Directions for this task —
Below are records. Count every line containing the word "Code" and give the number alone.

Records supplied —
━━━━━━━━━━━━━━━━━━━━━━━━━━━━━━
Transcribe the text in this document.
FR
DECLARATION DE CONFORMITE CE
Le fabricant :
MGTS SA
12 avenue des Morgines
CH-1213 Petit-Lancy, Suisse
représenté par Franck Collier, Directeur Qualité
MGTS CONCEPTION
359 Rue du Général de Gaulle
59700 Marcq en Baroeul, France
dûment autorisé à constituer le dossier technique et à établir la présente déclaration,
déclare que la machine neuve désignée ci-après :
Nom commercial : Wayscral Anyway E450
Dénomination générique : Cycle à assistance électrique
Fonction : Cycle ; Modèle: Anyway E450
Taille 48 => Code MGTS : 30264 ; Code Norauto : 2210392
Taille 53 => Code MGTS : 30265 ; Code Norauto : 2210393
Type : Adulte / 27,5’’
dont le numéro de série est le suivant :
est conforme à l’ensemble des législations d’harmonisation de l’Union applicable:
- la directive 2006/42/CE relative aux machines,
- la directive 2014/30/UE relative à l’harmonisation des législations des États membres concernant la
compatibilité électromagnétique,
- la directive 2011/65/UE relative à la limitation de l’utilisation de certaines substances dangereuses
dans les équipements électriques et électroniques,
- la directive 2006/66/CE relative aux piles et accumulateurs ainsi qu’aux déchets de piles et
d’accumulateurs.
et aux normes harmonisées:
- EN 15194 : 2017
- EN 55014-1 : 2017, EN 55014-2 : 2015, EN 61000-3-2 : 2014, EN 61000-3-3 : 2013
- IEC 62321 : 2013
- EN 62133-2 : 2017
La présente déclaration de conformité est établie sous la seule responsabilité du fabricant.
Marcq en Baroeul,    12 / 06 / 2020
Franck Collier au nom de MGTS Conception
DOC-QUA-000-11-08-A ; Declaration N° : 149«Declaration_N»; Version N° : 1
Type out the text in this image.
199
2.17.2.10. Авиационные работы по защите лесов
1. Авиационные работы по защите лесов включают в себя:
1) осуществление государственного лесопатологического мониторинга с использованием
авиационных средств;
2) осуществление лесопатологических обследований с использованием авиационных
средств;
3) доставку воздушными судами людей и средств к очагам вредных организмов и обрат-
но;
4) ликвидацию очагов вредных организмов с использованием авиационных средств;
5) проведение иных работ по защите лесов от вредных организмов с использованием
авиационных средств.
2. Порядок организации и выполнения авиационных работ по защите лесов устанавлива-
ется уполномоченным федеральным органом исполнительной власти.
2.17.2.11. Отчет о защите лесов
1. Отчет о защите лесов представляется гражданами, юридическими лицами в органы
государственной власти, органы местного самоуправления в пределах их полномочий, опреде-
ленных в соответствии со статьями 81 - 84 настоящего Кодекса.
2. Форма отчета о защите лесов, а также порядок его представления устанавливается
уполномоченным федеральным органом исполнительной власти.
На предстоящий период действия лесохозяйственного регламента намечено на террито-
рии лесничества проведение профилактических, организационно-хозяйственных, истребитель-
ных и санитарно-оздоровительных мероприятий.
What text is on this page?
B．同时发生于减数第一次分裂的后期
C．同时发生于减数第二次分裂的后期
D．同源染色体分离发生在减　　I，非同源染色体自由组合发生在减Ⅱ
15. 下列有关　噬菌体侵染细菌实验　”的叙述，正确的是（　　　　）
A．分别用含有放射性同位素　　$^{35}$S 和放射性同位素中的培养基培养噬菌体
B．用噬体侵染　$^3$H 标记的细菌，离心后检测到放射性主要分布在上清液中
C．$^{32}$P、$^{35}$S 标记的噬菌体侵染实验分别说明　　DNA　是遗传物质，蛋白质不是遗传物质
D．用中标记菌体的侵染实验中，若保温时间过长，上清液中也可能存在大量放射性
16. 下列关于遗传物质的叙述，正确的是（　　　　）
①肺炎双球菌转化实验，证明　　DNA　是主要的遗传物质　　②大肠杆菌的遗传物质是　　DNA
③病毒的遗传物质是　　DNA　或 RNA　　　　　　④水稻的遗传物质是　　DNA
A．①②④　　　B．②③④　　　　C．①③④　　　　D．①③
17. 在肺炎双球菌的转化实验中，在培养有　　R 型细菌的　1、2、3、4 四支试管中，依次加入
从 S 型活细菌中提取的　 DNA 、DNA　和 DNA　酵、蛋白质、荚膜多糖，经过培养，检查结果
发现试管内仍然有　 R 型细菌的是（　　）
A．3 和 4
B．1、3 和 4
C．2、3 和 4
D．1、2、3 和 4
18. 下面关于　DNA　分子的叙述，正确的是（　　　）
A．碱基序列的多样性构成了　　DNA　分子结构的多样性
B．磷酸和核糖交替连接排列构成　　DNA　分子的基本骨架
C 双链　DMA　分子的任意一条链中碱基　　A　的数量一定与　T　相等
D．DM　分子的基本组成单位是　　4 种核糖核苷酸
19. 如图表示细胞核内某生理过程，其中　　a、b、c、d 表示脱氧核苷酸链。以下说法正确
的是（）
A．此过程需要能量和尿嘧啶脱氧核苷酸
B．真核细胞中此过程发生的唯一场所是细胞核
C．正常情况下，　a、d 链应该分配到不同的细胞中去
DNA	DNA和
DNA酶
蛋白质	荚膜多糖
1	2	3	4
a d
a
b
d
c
━━━━━━━━━━━━━━━━━━━━━━━━━━━━━━
Problem solution —
2